(Dataset rows)
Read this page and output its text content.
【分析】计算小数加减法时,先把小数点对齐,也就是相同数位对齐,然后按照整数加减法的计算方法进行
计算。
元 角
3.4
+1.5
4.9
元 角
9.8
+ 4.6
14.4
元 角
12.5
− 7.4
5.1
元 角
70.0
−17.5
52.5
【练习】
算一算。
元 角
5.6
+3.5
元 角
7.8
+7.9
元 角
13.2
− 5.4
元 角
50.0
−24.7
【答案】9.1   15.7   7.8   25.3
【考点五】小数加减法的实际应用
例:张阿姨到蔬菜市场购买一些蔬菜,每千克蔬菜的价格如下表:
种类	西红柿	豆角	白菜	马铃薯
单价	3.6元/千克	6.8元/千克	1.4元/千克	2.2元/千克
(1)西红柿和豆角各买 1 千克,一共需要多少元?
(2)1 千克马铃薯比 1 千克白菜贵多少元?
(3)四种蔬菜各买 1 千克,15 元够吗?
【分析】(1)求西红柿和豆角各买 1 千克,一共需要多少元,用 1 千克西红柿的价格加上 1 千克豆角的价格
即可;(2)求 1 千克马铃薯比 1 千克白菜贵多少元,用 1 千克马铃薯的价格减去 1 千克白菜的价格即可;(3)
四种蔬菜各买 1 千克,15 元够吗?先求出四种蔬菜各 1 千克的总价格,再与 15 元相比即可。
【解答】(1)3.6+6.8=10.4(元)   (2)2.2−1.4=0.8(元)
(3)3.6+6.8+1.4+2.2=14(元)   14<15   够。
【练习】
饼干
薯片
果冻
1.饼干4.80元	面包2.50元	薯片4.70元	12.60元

WHAT TO DO: Read the data above. Pull out each line in which the string "一共需要多少元" appears.

COMPLETE ANSWER:
(1)西红柿和豆角各买 1 千克,一共需要多少元?
【分析】(1)求西红柿和豆角各买 1 千克,一共需要多少元,用 1 千克西红柿的价格加上 1 千克豆角的价格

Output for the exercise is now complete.